» **TASK REQUIREMENTS**
Will you write out all the entries below exactly?

» **DATA ROWS**
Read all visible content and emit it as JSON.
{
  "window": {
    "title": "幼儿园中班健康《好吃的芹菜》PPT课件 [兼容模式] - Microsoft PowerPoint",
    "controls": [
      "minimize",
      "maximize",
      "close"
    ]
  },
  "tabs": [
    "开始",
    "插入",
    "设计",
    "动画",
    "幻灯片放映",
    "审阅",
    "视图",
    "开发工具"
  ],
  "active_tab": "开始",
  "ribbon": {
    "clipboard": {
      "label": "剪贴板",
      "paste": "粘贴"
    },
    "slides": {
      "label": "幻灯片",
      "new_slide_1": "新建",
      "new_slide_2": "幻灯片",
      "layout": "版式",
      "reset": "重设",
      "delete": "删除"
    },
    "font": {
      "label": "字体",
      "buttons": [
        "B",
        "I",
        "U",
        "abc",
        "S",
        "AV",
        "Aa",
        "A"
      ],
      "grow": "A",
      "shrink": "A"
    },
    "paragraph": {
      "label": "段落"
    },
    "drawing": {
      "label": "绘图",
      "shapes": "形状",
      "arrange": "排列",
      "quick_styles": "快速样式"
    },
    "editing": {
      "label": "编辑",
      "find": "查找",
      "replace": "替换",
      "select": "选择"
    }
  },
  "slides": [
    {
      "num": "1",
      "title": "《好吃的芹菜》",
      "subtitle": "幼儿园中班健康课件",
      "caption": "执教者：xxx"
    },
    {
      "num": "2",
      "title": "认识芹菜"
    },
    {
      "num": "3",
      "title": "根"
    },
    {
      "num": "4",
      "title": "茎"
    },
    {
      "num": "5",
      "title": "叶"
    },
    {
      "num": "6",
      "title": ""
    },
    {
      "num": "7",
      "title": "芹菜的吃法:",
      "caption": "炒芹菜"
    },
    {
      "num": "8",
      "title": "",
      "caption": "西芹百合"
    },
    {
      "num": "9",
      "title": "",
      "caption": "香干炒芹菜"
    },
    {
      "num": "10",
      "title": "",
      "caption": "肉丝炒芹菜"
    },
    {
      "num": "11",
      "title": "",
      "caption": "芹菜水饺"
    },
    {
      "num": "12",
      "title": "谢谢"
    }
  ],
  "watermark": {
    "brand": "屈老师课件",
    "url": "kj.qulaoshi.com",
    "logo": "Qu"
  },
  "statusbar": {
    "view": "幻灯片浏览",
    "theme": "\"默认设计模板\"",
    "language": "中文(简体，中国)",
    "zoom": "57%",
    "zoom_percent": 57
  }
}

» **EXERCISE SOLUTION**
Read all visible content and emit it as JSON.
{
  "window": {
    "title": "幼儿园中班健康《好吃的芹菜》PPT课件 [兼容模式] - Microsoft PowerPoint",
    "controls": [
      "minimize",
      "maximize",
      "close"
    ]
  },
  "tabs": [
    "开始",
    "插入",
    "设计",
    "动画",
    "幻灯片放映",
    "审阅",
    "视图",
    "开发工具"
  ],
  "active_tab": "开始",
  "ribbon": {
    "clipboard": {
      "label": "剪贴板",
      "paste": "粘贴"
    },
    "slides": {
      "label": "幻灯片",
      "new_slide_1": "新建",
      "new_slide_2": "幻灯片",
      "layout": "版式",
      "reset": "重设",
      "delete": "删除"
    },
    "font": {
      "label": "字体",
      "buttons": [
        "B",
        "I",
        "U",
        "abc",
        "S",
        "AV",
        "Aa",
        "A"
      ],
      "grow": "A",
      "shrink": "A"
    },
    "paragraph": {
      "label": "段落"
    },
    "drawing": {
      "label": "绘图",
      "shapes": "形状",
      "arrange": "排列",
      "quick_styles": "快速样式"
    },
    "editing": {
      "label": "编辑",
      "find": "查找",
      "replace": "替换",
      "select": "选择"
    }
  },
  "slides": [
    {
      "num": "1",
      "title": "《好吃的芹菜》",
      "subtitle": "幼儿园中班健康课件",
      "caption": "执教者：xxx"
    },
    {
      "num": "2",
      "title": "认识芹菜"
    },
    {
      "num": "3",
      "title": "根"
    },
    {
      "num": "4",
      "title": "茎"
    },
    {
      "num": "5",
      "title": "叶"
    },
    {
      "num": "6",
      "title": ""
    },
    {
      "num": "7",
      "title": "芹菜的吃法:",
      "caption": "炒芹菜"
    },
    {
      "num": "8",
      "title": "",
      "caption": "西芹百合"
    },
    {
      "num": "9",
      "title": "",
      "caption": "香干炒芹菜"
    },
    {
      "num": "10",
      "title": "",
      "caption": "肉丝炒芹菜"
    },
    {
      "num": "11",
      "title": "",
      "caption": "芹菜水饺"
    },
    {
      "num": "12",
      "title": "谢谢"
    }
  ],
  "watermark": {
    "brand": "屈老师课件",
    "url": "kj.qulaoshi.com",
    "logo": "Qu"
  },
  "statusbar": {
    "view": "幻灯片浏览",
    "theme": "\"默认设计模板\"",
    "language": "中文(简体，中国)",
    "zoom": "57%",
    "zoom_percent": 57
  }
}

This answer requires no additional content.